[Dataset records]
◇ ◇ ◇ ◇ ◇
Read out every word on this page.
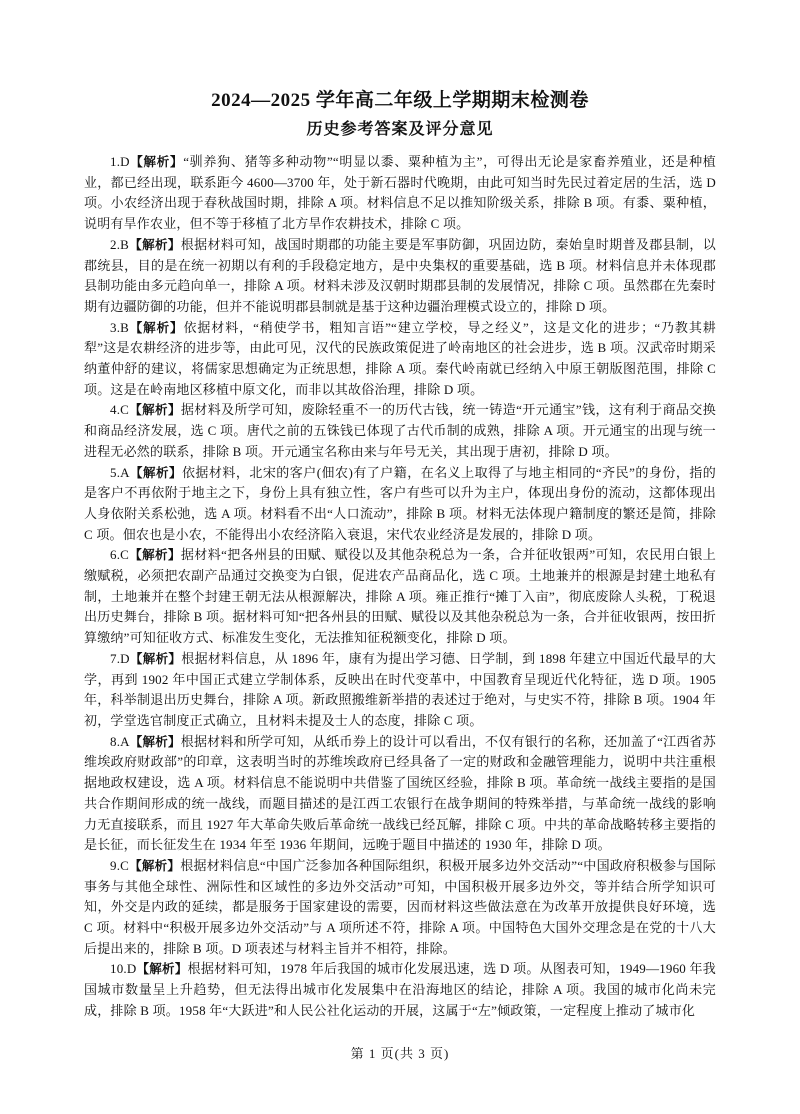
2024—2025 学年高二年级上学期期末检测卷
历史参考答案及评分意见

1.D【解析】“驯养狗、猪等多种动物”“明显以黍、粟种植为主”，可得出无论是家畜养殖业，还是种植业，都已经出现，联系距今 4600—3700 年，处于新石器时代晚期，由此可知当时先民过着定居的生活，选 D 项。小农经济出现于春秋战国时期，排除 A 项。材料信息不足以推知阶级关系，排除 B 项。有黍、粟种植，说明有旱作农业，但不等于移植了北方旱作农耕技术，排除 C 项。

2.B【解析】根据材料可知，战国时期郡的功能主要是军事防御，巩固边防，秦始皇时期普及郡县制，以郡统县，目的是在统一初期以有利的手段稳定地方，是中央集权的重要基础，选 B 项。材料信息并未体现郡县制功能由多元趋向单一，排除 A 项。材料未涉及汉朝时期郡县制的发展情况，排除 C 项。虽然郡在先秦时期有边疆防御的功能，但并不能说明郡县制就是基于这种边疆治理模式设立的，排除 D 项。

3.B【解析】依据材料，“稍使学书，粗知言语”“建立学校，导之经义”，这是文化的进步；“乃教其耕犁”这是农耕经济的进步等，由此可见，汉代的民族政策促进了岭南地区的社会进步，选 B 项。汉武帝时期采纳董仲舒的建议，将儒家思想确定为正统思想，排除 A 项。秦代岭南就已经纳入中原王朝版图范围，排除 C 项。这是在岭南地区移植中原文化，而非以其故俗治理，排除 D 项。

4.C【解析】据材料及所学可知，废除轻重不一的历代古钱，统一铸造“开元通宝”钱，这有利于商品交换和商品经济发展，选 C 项。唐代之前的五铢钱已体现了古代币制的成熟，排除 A 项。开元通宝的出现与统一进程无必然的联系，排除 B 项。开元通宝名称由来与年号无关，其出现于唐初，排除 D 项。

5.A【解析】依据材料，北宋的客户(佃农)有了户籍，在名义上取得了与地主相同的“齐民”的身份，指的是客户不再依附于地主之下，身份上具有独立性，客户有些可以升为主户，体现出身份的流动，这都体现出人身依附关系松弛，选 A 项。材料看不出“人口流动”，排除 B 项。材料无法体现户籍制度的繁还是简，排除 C 项。佃农也是小农，不能得出小农经济陷入衰退，宋代农业经济是发展的，排除 D 项。

6.C【解析】据材料“把各州县的田赋、赋役以及其他杂税总为一条，合并征收银两”可知，农民用白银上缴赋税，必须把农副产品通过交换变为白银，促进农产品商品化，选 C 项。土地兼并的根源是封建土地私有制，土地兼并在整个封建王朝无法从根源解决，排除 A 项。雍正推行“摊丁入亩”，彻底废除人头税，丁税退出历史舞台，排除 B 项。据材料可知“把各州县的田赋、赋役以及其他杂税总为一条，合并征收银两，按田折算缴纳”可知征收方式、标准发生变化，无法推知征税额变化，排除 D 项。

7.D【解析】根据材料信息，从 1896 年，康有为提出学习德、日学制，到 1898 年建立中国近代最早的大学，再到 1902 年中国正式建立学制体系，反映出在时代变革中，中国教育呈现近代化特征，选 D 项。1905 年，科举制退出历史舞台，排除 A 项。新政照搬维新举措的表述过于绝对，与史实不符，排除 B 项。1904 年初，学堂选官制度正式确立，且材料未提及士人的态度，排除 C 项。

8.A【解析】根据材料和所学可知，从纸币券上的设计可以看出，不仅有银行的名称，还加盖了“江西省苏维埃政府财政部”的印章，这表明当时的苏维埃政府已经具备了一定的财政和金融管理能力，说明中共注重根据地政权建设，选 A 项。材料信息不能说明中共借鉴了国统区经验，排除 B 项。革命统一战线主要指的是国共合作期间形成的统一战线，而题目描述的是江西工农银行在战争期间的特殊举措，与革命统一战线的影响力无直接联系，而且 1927 年大革命失败后革命统一战线已经瓦解，排除 C 项。中共的革命战略转移主要指的是长征，而长征发生在 1934 年至 1936 年期间，远晚于题目中描述的 1930 年，排除 D 项。

9.C【解析】根据材料信息“中国广泛参加各种国际组织，积极开展多边外交活动”“中国政府积极参与国际事务与其他全球性、洲际性和区域性的多边外交活动”可知，中国积极开展多边外交，等并结合所学知识可知，外交是内政的延续，都是服务于国家建设的需要，因而材料这些做法意在为改革开放提供良好环境，选 C 项。材料中“积极开展多边外交活动”与 A 项所述不符，排除 A 项。中国特色大国外交理念是在党的十八大后提出来的，排除 B 项。D 项表述与材料主旨并不相符，排除。

10.D【解析】根据材料可知，1978 年后我国的城市化发展迅速，选 D 项。从图表可知，1949—1960 年我国城市数量呈上升趋势，但无法得出城市化发展集中在沿海地区的结论，排除 A 项。我国的城市化尚未完成，排除 B 项。1958 年“大跃进”和人民公社化运动的开展，这属于“左”倾政策，一定程度上推动了城市化

第 1 页(共 3 页)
◇ ◇ ◇ ◇ ◇
Task prompt:
Only lines with the string "依据材料" belong in your answer; copy each one.

Full solution:
3.B【解析】依据材料，“稍使学书，粗知言语”“建立学校，导之经义”，这是文化的进步；“乃教其耕犁”这是农耕经济的进步等，由此可见，汉代的民族政策促进了岭南地区的社会进步，选 B 项。汉武帝时期采纳董仲舒的建议，将儒家思想确定为正统思想，排除 A 项。秦代岭南就已经纳入中原王朝版图范围，排除 C 项。这是在岭南地区移植中原文化，而非以其故俗治理，排除 D 项。
5.A【解析】依据材料，北宋的客户(佃农)有了户籍，在名义上取得了与地主相同的“齐民”的身份，指的是客户不再依附于地主之下，身份上具有独立性，客户有些可以升为主户，体现出身份的流动，这都体现出人身依附关系松弛，选 A 项。材料看不出“人口流动”，排除 B 项。材料无法体现户籍制度的繁还是简，排除 C 项。佃农也是小农，不能得出小农经济陷入衰退，宋代农业经济是发展的，排除 D 项。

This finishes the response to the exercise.